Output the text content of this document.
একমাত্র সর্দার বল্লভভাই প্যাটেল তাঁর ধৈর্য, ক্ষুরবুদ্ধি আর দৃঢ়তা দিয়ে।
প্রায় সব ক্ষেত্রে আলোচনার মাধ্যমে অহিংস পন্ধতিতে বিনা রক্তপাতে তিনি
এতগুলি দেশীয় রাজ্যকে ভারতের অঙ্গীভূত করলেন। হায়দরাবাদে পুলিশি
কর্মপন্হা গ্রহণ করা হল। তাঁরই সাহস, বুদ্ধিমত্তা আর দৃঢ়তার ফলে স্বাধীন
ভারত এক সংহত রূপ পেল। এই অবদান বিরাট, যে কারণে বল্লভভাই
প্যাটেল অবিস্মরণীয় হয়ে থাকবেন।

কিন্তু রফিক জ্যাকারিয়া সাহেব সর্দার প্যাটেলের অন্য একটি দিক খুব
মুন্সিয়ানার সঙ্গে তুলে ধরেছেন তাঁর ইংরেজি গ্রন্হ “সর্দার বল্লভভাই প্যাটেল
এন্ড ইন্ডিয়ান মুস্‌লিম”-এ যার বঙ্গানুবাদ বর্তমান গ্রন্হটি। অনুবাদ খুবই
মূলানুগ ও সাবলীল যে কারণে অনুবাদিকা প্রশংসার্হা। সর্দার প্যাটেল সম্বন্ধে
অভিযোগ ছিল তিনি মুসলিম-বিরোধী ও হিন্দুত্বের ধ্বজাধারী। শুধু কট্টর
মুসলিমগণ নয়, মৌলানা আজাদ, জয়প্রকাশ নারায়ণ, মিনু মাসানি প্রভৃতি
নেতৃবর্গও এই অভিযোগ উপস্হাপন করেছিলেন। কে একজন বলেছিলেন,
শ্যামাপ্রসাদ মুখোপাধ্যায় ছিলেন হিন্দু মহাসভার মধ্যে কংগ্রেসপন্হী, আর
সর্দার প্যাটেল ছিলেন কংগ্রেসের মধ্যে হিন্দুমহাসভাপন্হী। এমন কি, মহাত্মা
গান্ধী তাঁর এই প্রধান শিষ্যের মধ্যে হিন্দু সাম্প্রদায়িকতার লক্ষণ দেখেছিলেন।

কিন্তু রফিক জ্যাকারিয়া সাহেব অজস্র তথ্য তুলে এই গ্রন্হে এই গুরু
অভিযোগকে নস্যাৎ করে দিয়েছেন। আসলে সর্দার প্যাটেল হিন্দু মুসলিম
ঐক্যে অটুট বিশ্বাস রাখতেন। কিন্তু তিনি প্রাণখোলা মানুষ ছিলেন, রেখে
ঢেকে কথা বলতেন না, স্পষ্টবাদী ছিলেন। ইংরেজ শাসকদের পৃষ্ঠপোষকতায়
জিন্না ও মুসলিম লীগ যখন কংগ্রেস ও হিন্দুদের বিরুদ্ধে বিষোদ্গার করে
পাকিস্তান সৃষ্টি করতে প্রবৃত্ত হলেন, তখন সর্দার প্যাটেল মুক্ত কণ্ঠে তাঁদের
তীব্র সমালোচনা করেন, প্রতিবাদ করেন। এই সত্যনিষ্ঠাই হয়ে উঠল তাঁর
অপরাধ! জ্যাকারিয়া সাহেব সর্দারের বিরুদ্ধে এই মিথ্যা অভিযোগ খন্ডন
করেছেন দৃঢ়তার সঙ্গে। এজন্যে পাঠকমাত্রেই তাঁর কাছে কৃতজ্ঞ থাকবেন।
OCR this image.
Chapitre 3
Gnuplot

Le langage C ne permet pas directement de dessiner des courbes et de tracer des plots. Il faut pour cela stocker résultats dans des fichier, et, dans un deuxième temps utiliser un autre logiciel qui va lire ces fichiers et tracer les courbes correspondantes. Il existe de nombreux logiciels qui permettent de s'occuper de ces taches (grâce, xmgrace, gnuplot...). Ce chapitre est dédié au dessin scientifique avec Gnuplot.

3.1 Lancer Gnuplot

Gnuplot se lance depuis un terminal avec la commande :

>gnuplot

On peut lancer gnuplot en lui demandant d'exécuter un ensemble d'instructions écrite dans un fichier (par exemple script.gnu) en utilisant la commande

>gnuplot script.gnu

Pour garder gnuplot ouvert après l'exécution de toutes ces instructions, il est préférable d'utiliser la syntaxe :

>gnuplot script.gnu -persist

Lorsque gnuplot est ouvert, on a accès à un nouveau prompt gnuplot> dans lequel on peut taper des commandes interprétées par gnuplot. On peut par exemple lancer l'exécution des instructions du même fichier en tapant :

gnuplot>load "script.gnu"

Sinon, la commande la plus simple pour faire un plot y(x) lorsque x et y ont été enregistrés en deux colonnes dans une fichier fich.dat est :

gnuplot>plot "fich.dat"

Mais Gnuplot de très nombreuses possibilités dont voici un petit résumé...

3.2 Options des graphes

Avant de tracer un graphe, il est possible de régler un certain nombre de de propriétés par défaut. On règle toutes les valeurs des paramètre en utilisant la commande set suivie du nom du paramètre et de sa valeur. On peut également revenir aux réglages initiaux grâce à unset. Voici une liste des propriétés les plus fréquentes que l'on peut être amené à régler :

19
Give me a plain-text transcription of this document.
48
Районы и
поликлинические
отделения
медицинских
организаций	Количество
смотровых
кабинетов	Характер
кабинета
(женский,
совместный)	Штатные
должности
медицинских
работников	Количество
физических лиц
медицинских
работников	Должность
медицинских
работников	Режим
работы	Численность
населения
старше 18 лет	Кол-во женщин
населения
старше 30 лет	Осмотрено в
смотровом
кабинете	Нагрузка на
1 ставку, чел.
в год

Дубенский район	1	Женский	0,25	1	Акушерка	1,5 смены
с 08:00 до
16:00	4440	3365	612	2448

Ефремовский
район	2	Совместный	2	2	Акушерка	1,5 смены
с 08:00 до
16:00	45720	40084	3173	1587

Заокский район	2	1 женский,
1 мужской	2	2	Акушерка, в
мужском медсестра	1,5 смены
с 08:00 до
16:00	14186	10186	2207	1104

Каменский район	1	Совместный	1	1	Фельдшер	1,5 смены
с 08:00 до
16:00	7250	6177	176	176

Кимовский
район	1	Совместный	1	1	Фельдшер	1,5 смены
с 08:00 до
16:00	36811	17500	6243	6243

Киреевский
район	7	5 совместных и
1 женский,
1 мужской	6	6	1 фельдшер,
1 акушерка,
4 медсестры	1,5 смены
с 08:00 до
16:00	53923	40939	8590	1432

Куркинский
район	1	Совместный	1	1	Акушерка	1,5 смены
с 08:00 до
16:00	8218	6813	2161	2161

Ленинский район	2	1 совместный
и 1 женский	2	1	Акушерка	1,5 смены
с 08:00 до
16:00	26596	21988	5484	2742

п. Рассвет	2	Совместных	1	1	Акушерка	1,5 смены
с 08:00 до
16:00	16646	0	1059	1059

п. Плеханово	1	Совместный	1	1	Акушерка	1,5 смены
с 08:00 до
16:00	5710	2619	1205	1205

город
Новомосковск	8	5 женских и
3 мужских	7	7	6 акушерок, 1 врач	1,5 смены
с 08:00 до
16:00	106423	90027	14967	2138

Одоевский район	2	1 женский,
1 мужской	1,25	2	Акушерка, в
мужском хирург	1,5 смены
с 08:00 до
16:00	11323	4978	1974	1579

### WHAT YOU NEED TO DO:
Copy out every line from the data above that has "dans" in it.

### ANSWER FOR THE TASK:
Le langage C ne permet pas directement de dessiner des courbes et de tracer des plots. Il faut pour cela stocker résultats dans des fichier, et, dans un deuxième temps utiliser un autre logiciel qui va lire ces fichiers et tracer les courbes correspondantes. Il existe de nombreux logiciels qui permettent de s'occuper de ces taches (grâce, xmgrace, gnuplot...). Ce chapitre est dédié au dessin scientifique avec Gnuplot.
On peut lancer gnuplot en lui demandant d'exécuter un ensemble d'instructions écrite dans un fichier (par exemple script.gnu) en utilisant la commande
Lorsque gnuplot est ouvert, on a accès à un nouveau prompt gnuplot> dans lequel on peut taper des commandes interprétées par gnuplot. On peut par exemple lancer l'exécution des instructions du même fichier en tapant :
Sinon, la commande la plus simple pour faire un plot y(x) lorsque x et y ont été enregistrés en deux colonnes dans une fichier fich.dat est :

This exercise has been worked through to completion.